» Work required
Rewrite the data from its first line through the line containing "risk-score: 048 <box>1641" as a numbered list, leaving out any blank lines.

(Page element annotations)
* * *

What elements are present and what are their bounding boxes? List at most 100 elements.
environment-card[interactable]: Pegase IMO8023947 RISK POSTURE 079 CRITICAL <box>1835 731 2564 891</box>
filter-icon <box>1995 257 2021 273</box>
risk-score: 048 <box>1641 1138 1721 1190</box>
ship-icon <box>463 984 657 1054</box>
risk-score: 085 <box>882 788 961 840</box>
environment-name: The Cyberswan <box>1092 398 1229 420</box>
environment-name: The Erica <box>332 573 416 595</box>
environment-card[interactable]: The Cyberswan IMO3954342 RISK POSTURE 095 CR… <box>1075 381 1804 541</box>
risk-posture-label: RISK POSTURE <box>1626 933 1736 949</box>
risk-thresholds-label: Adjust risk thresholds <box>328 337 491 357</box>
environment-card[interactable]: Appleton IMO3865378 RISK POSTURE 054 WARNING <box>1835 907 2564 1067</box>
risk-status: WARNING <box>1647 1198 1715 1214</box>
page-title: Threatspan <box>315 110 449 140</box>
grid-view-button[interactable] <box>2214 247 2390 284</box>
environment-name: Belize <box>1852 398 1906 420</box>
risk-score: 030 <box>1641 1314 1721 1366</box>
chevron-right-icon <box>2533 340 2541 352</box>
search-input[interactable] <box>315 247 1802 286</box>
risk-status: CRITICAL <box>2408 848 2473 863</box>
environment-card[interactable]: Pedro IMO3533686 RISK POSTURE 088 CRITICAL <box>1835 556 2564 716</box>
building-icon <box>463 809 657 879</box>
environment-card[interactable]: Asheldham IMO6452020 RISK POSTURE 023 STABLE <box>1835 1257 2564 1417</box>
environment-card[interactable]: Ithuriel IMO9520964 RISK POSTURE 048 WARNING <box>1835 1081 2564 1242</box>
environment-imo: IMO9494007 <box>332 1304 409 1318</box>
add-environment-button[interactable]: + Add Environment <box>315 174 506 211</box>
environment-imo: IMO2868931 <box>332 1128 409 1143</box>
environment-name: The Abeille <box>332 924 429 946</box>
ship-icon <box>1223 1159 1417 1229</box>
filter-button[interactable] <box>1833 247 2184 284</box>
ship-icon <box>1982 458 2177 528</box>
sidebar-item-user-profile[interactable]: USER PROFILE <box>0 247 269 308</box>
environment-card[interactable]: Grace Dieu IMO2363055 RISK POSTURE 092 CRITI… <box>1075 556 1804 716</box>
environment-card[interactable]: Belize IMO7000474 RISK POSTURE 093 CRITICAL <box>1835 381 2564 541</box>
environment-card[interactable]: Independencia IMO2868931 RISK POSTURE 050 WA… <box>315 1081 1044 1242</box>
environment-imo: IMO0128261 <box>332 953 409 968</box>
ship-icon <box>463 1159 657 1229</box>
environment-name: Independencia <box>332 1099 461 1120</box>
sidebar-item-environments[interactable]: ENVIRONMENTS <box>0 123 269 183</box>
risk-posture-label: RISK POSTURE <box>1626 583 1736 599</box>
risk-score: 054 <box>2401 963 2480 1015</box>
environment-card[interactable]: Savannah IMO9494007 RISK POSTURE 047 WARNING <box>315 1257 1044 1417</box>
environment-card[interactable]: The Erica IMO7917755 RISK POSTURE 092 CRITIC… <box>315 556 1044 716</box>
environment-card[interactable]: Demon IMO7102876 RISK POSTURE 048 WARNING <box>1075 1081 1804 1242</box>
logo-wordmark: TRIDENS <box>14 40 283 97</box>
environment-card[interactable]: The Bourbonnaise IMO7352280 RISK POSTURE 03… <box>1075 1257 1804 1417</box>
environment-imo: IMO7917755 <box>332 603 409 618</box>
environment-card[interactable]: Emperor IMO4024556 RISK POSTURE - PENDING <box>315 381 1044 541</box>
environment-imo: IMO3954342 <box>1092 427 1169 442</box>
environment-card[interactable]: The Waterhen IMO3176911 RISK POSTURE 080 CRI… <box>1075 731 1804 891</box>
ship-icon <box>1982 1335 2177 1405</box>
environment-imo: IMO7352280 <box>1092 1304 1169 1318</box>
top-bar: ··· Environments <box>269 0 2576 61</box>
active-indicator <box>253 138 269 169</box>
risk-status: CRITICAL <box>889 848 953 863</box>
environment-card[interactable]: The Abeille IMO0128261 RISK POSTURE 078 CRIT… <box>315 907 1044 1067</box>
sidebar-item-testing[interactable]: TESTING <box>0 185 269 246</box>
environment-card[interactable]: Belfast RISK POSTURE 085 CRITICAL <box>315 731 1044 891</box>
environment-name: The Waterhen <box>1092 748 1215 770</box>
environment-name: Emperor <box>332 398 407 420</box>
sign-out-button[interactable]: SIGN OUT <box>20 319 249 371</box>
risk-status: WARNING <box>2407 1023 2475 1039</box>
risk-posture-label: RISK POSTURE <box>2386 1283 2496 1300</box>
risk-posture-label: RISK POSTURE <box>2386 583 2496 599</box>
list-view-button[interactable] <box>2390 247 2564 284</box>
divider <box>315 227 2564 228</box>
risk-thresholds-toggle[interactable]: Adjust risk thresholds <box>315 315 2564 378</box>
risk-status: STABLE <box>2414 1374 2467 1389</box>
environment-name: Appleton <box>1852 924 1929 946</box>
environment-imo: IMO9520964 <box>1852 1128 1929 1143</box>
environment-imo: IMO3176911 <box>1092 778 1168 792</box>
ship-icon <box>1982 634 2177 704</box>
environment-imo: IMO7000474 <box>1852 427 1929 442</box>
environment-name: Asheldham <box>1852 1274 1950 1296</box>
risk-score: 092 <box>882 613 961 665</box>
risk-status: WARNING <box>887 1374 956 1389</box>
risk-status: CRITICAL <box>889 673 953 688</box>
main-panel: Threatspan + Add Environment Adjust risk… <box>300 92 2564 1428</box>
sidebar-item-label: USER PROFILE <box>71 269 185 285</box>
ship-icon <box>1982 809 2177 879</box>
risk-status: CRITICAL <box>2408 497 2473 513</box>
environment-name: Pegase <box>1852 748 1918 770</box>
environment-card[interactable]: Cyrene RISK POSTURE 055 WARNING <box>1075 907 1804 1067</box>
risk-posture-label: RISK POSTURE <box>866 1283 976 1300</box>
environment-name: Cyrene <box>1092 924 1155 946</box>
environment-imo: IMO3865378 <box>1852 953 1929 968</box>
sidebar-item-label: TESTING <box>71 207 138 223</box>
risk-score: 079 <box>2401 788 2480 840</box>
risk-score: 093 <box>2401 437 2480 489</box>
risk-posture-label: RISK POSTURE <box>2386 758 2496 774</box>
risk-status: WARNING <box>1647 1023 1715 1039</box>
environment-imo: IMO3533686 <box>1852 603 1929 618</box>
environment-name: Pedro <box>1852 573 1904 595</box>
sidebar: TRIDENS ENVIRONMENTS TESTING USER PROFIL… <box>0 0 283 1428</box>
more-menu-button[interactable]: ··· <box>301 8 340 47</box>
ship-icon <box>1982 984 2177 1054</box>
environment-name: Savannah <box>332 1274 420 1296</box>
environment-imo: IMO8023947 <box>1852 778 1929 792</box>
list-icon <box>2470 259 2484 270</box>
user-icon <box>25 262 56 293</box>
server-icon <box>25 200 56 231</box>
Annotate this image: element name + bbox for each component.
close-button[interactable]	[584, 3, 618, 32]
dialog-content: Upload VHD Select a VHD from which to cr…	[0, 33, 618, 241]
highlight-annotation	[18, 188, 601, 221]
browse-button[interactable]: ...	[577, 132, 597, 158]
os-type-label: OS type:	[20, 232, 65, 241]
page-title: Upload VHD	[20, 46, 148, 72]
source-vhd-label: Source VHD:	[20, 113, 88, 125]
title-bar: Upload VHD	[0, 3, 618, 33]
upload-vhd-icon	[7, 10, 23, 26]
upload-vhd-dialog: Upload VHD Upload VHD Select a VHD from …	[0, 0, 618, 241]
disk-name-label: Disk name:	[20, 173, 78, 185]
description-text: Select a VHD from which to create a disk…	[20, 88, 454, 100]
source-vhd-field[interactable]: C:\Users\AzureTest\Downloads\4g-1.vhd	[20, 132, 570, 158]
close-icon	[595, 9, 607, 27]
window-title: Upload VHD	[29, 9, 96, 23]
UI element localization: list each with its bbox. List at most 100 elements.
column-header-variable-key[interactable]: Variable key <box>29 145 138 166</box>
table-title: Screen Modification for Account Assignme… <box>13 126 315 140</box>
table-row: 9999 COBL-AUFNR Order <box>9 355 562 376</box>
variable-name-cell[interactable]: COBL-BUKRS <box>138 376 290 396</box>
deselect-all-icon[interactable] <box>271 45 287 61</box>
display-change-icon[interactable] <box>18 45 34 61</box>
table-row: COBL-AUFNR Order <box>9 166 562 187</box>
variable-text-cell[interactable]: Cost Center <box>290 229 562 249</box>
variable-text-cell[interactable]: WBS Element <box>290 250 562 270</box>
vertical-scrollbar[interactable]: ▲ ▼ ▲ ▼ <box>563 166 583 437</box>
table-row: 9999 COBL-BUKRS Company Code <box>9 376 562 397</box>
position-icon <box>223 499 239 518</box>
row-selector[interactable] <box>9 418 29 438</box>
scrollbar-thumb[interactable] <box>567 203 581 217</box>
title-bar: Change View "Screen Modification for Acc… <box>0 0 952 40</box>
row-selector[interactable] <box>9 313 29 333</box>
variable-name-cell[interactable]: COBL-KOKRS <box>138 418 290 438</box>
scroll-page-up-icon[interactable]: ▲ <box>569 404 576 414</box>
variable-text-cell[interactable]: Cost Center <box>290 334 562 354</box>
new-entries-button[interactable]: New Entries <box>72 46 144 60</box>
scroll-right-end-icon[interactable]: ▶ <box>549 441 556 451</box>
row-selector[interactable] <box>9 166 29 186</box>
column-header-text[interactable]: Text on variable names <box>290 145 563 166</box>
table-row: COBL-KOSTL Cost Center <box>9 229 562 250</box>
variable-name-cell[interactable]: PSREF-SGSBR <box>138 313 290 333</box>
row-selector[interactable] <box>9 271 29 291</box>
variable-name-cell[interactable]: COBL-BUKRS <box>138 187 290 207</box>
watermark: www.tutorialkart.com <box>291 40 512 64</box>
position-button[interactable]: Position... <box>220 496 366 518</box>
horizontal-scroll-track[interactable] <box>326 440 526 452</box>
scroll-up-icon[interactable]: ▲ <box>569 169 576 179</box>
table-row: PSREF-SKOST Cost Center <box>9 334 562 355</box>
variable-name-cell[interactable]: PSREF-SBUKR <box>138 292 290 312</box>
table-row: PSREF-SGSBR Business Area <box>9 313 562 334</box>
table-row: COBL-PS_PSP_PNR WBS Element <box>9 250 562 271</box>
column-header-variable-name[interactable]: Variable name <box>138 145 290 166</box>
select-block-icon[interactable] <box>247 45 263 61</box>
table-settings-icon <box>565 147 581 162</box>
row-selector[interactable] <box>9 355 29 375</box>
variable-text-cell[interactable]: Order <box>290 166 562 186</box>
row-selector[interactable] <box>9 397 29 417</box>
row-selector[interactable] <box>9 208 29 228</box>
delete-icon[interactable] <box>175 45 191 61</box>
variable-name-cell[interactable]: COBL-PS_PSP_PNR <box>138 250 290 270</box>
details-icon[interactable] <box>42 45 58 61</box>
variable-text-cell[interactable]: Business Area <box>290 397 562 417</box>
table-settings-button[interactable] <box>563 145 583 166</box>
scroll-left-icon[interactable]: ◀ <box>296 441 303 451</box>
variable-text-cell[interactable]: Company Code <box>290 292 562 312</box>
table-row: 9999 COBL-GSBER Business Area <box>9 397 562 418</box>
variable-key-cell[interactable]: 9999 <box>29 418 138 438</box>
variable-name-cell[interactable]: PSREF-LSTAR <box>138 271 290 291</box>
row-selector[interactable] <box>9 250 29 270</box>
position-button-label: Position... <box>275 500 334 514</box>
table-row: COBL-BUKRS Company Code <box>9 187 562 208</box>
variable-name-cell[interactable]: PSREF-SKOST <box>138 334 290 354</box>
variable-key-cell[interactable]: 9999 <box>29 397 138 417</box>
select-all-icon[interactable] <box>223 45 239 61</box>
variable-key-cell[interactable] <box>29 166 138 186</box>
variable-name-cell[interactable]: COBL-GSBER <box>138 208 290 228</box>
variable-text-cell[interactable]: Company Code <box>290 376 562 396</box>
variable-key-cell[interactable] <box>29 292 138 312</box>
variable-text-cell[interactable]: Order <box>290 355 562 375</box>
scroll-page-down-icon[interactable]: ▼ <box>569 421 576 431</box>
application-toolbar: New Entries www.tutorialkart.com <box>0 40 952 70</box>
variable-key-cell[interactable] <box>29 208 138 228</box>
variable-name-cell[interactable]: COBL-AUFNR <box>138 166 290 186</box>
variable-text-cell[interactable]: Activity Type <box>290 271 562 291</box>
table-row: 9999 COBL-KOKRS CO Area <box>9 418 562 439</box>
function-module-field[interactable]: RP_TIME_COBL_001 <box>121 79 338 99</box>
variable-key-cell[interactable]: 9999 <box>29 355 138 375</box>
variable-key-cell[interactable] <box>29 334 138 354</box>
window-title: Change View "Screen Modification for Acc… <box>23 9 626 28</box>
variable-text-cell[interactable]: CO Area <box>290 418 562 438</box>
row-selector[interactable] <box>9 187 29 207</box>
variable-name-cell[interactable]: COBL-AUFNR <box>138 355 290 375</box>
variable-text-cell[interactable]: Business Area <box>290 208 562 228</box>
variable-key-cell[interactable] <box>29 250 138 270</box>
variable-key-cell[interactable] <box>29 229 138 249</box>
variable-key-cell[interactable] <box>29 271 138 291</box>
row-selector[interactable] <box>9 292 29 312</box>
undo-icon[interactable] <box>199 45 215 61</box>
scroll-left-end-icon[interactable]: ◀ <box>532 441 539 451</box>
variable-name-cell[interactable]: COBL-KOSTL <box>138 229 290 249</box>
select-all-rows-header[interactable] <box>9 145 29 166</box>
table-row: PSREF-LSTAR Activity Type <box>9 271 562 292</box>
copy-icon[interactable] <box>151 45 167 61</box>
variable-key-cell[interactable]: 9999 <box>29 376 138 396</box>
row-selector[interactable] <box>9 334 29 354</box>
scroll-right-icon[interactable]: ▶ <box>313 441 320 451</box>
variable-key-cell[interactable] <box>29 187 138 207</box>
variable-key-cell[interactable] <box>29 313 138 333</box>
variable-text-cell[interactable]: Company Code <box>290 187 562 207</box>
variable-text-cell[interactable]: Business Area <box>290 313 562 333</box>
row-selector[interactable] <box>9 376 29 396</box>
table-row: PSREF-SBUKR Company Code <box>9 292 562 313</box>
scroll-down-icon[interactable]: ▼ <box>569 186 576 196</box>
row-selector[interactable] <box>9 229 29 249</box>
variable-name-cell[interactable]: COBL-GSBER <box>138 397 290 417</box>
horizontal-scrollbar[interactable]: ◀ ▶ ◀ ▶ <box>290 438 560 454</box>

* * *

» The response
1. What elements are present and what are their bounding boxes? List at most 100 elements.
2. environment-card[interactable]: Pegase IMO8023947 RISK POSTURE 079 CRITICAL <box>1835 731 2564 891</box>
3. filter-icon <box>1995 257 2021 273</box>
4. risk-score: 048 <box>1641 1138 1721 1190</box>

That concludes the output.